What you need to do » Each line below either holds the string "мѣди" or doesn't. Count those that do and give only the number.

Start of Supplied records

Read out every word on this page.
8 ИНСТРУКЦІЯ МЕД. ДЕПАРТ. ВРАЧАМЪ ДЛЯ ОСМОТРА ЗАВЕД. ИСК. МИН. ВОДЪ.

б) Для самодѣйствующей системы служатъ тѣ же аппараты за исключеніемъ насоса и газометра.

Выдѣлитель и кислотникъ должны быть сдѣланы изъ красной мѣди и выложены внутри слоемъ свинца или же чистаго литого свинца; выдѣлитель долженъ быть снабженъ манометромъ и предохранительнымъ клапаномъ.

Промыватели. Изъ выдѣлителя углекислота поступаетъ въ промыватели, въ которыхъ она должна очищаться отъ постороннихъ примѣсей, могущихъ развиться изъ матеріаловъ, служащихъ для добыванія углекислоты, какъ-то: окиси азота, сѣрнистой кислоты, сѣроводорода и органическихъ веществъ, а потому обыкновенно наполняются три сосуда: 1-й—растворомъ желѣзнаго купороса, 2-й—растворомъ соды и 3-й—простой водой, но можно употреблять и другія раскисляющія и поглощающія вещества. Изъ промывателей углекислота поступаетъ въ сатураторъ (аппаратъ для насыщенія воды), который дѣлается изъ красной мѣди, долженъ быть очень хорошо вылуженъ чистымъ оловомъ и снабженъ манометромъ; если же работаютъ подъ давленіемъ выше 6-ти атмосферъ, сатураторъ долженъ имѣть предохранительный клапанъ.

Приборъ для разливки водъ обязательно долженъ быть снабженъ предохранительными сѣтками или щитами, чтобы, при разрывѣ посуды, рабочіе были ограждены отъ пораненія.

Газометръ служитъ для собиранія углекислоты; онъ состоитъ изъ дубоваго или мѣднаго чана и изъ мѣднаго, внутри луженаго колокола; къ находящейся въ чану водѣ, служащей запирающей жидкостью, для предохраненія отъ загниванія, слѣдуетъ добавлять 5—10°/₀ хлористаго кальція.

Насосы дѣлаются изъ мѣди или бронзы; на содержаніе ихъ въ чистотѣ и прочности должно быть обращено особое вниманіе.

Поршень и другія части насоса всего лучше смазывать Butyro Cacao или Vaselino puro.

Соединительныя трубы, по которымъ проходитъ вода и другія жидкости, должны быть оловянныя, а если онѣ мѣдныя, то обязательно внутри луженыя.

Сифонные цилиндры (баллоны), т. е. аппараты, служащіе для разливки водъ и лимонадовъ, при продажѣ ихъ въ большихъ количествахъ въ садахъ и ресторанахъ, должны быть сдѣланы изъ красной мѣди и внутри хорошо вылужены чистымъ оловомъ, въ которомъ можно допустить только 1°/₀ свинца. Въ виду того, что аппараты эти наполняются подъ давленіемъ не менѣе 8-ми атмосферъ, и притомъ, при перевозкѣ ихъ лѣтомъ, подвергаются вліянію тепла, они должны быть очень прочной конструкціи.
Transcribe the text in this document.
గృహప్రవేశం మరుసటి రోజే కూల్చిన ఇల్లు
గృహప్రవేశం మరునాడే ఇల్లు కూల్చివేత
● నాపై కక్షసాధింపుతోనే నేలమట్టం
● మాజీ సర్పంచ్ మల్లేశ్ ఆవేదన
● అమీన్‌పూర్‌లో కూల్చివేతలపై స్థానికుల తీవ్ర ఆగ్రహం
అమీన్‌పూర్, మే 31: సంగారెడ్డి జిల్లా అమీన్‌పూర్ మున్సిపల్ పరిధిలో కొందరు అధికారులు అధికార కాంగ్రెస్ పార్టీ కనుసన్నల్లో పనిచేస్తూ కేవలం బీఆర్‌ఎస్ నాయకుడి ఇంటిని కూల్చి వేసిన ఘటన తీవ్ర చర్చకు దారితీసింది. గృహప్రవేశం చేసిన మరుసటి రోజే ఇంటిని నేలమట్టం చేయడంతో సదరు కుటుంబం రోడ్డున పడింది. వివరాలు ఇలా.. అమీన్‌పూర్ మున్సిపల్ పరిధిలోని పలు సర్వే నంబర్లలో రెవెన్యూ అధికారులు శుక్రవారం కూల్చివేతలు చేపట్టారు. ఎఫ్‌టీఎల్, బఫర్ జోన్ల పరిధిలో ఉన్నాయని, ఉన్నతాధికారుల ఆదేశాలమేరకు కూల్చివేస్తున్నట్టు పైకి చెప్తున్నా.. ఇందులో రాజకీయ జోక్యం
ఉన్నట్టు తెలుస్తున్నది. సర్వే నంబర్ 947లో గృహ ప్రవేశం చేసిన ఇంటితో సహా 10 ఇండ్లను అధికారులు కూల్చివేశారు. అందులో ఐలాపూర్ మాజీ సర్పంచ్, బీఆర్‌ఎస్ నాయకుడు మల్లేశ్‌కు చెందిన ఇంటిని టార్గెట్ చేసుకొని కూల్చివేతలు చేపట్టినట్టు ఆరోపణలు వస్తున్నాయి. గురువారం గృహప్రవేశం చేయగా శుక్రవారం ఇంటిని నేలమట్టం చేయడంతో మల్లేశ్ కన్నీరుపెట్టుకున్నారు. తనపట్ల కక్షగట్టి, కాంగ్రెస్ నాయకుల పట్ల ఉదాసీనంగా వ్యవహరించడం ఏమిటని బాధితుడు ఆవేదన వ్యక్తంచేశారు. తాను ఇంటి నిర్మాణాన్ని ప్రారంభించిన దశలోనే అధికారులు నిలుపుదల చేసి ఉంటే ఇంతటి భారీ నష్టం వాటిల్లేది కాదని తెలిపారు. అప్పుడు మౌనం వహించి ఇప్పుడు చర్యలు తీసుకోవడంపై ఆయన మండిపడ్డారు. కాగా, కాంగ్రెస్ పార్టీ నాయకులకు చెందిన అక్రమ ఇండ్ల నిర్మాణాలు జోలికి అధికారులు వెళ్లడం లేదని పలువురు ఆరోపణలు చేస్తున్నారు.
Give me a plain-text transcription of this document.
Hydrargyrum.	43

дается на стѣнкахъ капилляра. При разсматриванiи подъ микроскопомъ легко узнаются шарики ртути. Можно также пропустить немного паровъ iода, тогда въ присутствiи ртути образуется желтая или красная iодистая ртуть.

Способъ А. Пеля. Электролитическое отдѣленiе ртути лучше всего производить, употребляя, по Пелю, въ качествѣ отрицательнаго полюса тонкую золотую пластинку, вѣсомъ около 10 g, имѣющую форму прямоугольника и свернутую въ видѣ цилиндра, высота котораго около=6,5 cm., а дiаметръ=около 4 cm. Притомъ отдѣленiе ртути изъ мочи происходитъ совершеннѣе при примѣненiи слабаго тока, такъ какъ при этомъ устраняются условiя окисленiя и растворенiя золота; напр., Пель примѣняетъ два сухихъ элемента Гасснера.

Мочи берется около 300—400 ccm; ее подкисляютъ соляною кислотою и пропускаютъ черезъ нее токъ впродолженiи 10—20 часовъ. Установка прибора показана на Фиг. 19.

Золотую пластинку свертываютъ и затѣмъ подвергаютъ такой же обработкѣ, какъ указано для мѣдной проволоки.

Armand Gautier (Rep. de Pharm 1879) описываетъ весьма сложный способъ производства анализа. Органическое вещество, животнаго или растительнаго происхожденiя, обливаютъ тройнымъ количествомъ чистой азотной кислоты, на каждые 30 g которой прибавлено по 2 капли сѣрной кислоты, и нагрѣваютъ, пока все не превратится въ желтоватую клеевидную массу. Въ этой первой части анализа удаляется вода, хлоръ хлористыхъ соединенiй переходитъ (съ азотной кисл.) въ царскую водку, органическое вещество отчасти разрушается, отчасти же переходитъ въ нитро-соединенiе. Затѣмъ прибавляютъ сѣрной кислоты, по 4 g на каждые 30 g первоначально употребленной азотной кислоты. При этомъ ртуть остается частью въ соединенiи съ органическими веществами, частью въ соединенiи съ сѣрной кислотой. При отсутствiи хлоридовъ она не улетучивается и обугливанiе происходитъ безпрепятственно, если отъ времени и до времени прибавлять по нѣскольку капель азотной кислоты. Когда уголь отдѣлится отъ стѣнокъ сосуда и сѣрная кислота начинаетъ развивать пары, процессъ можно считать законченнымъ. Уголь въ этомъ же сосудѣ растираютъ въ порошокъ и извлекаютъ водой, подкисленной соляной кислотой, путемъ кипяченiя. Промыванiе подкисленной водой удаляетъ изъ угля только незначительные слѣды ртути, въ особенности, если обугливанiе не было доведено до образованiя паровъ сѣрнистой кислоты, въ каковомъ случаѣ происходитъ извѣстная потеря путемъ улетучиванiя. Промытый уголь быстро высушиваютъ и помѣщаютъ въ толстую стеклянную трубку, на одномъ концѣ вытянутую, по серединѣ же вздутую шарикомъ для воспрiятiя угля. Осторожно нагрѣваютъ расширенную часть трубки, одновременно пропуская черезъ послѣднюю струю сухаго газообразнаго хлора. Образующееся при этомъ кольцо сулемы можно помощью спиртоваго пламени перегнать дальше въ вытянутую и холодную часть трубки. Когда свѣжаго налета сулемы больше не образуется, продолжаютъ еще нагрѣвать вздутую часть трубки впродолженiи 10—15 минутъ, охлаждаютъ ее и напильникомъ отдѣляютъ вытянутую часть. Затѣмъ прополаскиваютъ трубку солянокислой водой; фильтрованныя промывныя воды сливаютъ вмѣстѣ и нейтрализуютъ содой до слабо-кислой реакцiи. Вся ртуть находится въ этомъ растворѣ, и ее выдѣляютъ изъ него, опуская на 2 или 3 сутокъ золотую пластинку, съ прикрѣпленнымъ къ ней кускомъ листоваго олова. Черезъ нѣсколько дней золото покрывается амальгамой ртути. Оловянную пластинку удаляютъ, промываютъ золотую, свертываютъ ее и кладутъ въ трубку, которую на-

End of Supplied records

Correct output » 4